Update the lines from the one containing "- activate-icon: ≡: [6, 114, 18, 130]" through the one containing "- detail-fs: FAT32: [409, 271, 443, 284]" by replacing "menu-item" with "menu-option" and keeping everything else the same. Give only those lines.

***** EXTRACTED MATERIAL *****

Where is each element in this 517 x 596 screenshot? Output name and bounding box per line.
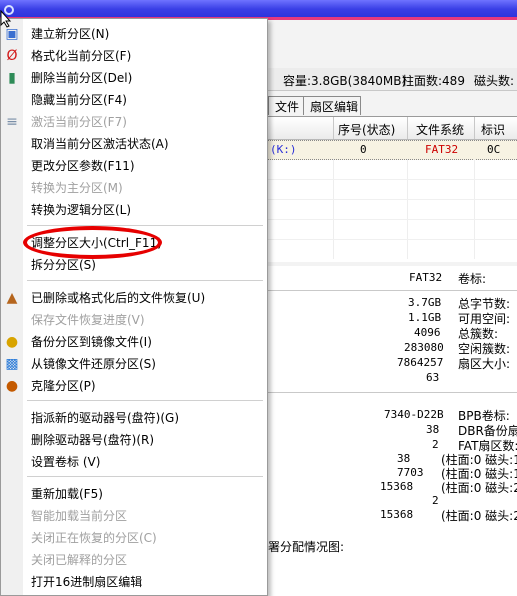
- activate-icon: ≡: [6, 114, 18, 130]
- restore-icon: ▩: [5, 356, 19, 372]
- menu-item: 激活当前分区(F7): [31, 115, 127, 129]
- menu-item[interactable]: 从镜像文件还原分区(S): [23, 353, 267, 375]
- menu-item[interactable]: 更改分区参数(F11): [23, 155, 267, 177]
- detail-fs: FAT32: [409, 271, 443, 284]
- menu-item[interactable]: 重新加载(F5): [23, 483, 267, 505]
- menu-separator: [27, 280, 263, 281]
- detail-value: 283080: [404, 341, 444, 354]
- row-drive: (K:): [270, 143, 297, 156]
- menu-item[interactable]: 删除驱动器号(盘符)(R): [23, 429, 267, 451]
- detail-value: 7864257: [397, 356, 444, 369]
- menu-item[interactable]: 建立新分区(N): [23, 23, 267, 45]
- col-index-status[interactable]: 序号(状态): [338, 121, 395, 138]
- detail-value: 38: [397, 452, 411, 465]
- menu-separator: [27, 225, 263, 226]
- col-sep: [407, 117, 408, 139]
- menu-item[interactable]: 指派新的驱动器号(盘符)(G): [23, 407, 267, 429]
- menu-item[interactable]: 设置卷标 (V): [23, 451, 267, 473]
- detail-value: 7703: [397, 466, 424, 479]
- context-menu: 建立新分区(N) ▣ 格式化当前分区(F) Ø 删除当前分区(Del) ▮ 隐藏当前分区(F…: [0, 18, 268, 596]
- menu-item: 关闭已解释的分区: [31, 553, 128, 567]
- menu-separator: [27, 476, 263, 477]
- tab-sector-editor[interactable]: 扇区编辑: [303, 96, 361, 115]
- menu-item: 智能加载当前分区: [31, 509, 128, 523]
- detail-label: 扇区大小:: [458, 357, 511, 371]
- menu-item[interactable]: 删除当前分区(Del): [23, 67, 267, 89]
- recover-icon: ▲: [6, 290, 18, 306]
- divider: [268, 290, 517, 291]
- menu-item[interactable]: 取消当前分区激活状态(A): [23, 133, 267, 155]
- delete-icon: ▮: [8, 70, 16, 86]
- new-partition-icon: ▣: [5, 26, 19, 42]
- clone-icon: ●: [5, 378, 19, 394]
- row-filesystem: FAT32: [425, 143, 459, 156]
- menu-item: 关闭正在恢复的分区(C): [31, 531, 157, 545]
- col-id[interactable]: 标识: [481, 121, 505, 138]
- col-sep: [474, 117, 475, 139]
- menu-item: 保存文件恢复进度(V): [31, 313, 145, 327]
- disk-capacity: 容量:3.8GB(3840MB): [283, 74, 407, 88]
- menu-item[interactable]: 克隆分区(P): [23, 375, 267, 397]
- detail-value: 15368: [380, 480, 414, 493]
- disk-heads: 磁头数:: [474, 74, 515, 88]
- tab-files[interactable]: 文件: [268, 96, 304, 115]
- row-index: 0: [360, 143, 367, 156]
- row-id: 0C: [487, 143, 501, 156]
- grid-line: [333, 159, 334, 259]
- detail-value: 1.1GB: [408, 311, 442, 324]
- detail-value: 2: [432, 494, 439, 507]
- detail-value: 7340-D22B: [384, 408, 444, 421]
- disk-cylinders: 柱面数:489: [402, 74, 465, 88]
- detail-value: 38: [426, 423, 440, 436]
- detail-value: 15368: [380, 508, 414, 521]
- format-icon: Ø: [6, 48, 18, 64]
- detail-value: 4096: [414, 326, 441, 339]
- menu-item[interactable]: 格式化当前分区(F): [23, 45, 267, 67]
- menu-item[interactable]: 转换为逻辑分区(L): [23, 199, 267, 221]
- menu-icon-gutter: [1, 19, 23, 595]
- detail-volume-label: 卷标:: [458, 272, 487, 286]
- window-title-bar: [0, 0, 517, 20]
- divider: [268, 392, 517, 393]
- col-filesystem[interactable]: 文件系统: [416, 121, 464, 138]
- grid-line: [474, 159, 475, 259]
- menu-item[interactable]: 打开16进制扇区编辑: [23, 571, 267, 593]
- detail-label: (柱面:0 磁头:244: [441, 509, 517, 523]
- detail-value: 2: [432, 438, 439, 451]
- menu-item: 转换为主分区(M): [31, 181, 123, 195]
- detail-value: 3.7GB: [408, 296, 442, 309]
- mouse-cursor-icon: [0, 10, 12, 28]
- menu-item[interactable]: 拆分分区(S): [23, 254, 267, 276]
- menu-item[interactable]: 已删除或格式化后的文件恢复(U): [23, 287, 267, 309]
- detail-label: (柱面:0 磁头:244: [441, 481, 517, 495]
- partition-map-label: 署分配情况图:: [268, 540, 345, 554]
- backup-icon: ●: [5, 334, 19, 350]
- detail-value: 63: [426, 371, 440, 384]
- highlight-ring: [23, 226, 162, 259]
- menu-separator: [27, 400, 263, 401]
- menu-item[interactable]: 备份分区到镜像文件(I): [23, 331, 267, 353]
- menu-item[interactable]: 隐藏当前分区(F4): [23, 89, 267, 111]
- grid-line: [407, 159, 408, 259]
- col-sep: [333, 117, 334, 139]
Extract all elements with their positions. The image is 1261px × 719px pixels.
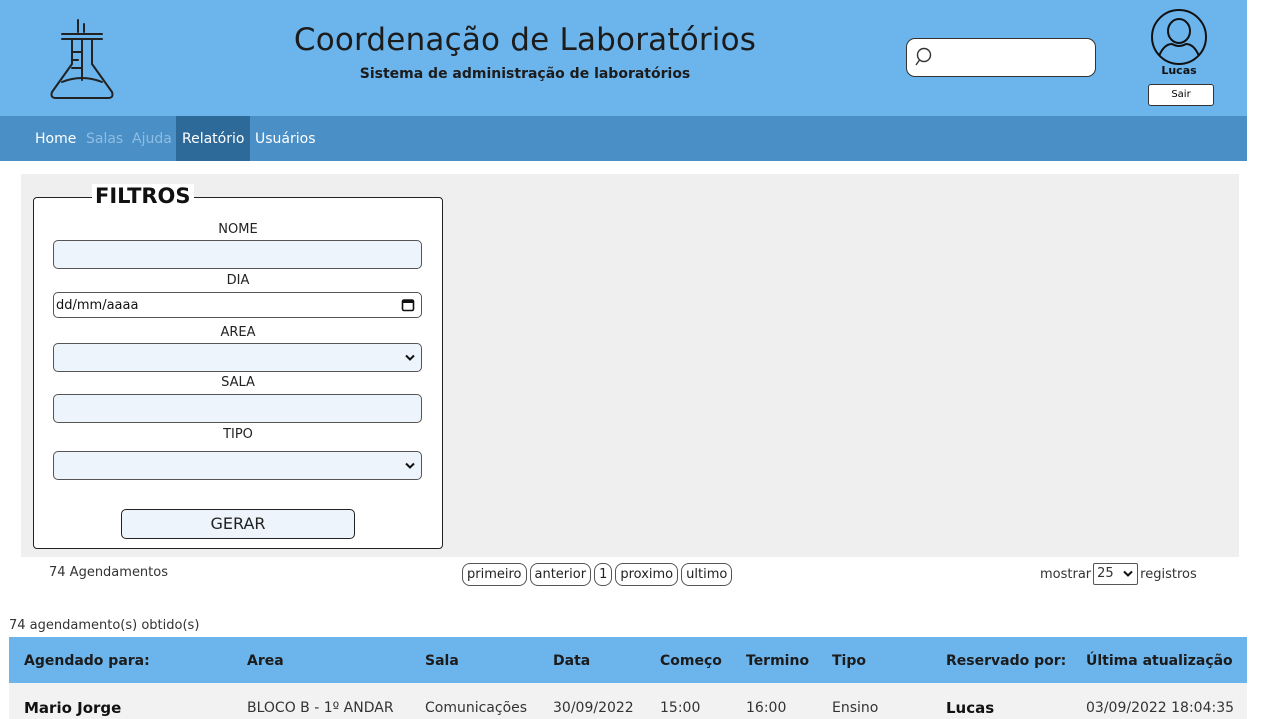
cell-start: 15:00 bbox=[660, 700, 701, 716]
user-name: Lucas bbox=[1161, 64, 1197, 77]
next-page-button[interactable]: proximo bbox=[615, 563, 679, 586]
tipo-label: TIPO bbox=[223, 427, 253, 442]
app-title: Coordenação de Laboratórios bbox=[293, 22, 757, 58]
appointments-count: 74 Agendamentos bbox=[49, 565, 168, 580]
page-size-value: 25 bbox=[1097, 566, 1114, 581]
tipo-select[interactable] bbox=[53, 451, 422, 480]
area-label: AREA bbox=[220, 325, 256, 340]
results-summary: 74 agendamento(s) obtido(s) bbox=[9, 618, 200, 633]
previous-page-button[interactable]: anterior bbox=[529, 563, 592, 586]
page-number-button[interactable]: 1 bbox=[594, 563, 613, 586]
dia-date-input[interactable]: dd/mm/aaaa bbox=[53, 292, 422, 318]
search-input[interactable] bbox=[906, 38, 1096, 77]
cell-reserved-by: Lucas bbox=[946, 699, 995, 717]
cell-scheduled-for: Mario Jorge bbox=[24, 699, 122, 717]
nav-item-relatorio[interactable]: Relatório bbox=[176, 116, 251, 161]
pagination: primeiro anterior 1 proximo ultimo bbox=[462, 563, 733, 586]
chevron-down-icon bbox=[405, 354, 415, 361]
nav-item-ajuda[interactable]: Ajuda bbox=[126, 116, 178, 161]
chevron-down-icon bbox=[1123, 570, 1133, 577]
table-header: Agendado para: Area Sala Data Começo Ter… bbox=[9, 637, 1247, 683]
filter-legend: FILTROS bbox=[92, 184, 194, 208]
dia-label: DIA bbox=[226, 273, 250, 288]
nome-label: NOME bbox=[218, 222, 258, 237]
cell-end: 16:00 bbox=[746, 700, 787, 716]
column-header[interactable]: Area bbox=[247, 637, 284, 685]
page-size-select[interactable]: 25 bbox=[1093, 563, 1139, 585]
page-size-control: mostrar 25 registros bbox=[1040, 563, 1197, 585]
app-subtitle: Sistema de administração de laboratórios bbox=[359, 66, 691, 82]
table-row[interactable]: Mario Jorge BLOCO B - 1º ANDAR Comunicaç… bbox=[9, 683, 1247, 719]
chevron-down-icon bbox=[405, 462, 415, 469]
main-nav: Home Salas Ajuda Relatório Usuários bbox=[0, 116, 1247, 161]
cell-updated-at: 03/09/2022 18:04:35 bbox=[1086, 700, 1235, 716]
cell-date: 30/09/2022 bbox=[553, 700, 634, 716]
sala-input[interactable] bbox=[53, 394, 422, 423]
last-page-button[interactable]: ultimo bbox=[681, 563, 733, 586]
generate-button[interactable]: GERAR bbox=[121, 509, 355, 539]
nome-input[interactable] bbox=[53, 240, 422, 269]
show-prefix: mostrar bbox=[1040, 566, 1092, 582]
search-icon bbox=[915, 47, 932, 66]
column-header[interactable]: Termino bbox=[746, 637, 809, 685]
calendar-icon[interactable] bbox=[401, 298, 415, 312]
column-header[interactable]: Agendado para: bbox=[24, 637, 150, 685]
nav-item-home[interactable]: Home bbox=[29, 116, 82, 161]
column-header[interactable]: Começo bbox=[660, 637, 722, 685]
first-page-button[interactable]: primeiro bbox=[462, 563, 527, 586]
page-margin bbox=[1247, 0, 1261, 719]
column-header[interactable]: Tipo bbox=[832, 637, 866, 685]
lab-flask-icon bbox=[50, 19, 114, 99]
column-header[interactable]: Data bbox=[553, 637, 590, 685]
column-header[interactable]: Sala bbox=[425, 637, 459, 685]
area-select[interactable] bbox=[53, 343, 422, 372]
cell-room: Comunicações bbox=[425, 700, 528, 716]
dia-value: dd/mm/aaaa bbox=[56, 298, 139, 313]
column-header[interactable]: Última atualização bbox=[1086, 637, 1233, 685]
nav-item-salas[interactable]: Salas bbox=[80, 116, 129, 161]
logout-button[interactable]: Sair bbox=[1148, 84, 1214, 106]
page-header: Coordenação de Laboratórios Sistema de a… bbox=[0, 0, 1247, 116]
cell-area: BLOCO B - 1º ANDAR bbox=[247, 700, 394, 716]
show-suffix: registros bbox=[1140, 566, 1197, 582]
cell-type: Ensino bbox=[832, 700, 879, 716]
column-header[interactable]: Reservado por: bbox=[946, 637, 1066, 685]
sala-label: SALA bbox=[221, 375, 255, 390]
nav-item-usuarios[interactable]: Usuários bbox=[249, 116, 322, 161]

*****

### [WRITTEN RESPONSE]
- activate-icon: ≡: [6, 114, 18, 130]
- restore-icon: ▩: [5, 356, 19, 372]
- menu-option: 激活当前分区(F7): [31, 115, 127, 129]
- menu-option[interactable]: 从镜像文件还原分区(S): [23, 353, 267, 375]
- menu-option[interactable]: 更改分区参数(F11): [23, 155, 267, 177]
- detail-fs: FAT32: [409, 271, 443, 284]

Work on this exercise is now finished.